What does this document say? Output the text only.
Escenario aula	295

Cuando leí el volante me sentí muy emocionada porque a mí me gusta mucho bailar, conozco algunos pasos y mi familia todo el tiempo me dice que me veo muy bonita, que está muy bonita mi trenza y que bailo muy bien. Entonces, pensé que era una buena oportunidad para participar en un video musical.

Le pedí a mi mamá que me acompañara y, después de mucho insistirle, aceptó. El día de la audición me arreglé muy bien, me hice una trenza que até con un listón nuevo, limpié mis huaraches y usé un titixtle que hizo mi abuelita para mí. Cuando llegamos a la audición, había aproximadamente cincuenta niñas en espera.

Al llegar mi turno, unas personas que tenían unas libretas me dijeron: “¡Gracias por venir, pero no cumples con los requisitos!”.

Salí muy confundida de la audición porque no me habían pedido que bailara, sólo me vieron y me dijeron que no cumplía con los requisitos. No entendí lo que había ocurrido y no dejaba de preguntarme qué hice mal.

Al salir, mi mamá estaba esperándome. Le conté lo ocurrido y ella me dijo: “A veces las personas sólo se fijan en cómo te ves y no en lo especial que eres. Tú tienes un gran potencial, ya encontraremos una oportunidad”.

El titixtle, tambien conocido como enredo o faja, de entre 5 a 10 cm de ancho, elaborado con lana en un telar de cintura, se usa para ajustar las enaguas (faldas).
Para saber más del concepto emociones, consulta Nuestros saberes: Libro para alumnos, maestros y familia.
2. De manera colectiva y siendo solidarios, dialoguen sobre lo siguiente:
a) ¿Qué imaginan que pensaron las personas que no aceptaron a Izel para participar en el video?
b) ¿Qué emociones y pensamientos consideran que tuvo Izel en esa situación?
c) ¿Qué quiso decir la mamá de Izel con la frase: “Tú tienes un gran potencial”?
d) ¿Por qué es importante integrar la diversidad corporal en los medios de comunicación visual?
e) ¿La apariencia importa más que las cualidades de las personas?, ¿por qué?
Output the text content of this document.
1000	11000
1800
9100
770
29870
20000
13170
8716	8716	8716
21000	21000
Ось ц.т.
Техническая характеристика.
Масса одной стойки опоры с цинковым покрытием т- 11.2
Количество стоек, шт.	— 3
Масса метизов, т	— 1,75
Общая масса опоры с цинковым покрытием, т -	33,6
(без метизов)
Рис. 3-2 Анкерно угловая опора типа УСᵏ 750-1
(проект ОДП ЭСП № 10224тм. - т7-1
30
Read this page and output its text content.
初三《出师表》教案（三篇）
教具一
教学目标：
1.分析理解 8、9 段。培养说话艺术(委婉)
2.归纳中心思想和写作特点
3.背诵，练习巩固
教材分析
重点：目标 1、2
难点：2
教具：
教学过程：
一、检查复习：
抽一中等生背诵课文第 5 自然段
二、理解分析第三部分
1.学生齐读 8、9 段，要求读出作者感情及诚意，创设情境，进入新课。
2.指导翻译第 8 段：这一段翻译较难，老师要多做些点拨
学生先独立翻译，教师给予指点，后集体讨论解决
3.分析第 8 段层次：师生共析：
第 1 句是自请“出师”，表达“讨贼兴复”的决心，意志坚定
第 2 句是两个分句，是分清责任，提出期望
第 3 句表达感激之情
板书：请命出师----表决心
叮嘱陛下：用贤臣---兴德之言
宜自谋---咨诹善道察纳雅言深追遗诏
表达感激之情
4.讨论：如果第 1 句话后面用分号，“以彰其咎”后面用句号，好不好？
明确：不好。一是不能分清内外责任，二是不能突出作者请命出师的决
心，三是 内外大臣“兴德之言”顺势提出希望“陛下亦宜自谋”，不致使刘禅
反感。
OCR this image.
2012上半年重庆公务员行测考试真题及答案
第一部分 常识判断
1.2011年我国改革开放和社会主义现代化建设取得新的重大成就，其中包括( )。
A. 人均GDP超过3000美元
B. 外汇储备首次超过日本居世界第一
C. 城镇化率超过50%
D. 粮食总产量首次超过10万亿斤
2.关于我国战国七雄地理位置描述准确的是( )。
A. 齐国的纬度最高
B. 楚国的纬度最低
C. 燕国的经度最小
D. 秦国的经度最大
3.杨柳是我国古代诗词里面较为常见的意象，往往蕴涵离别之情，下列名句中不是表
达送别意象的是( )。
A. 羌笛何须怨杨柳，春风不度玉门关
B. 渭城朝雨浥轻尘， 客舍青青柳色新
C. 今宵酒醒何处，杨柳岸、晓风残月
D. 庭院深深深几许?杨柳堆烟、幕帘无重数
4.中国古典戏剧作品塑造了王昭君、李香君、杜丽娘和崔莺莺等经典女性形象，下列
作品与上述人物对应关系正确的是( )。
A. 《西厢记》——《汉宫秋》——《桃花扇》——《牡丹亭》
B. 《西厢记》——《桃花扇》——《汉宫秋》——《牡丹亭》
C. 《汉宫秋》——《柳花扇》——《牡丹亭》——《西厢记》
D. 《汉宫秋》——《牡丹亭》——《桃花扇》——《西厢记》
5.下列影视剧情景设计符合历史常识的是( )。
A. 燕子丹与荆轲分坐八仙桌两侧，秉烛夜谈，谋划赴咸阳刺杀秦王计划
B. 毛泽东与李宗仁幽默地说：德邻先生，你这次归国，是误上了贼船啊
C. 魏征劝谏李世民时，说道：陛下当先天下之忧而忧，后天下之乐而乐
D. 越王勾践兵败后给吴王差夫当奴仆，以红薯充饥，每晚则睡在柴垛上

▶ **Task directions**: Check each line of the records above for the word "content", then give the number of lines that have it, with no other words.

▶ **Full output**: 2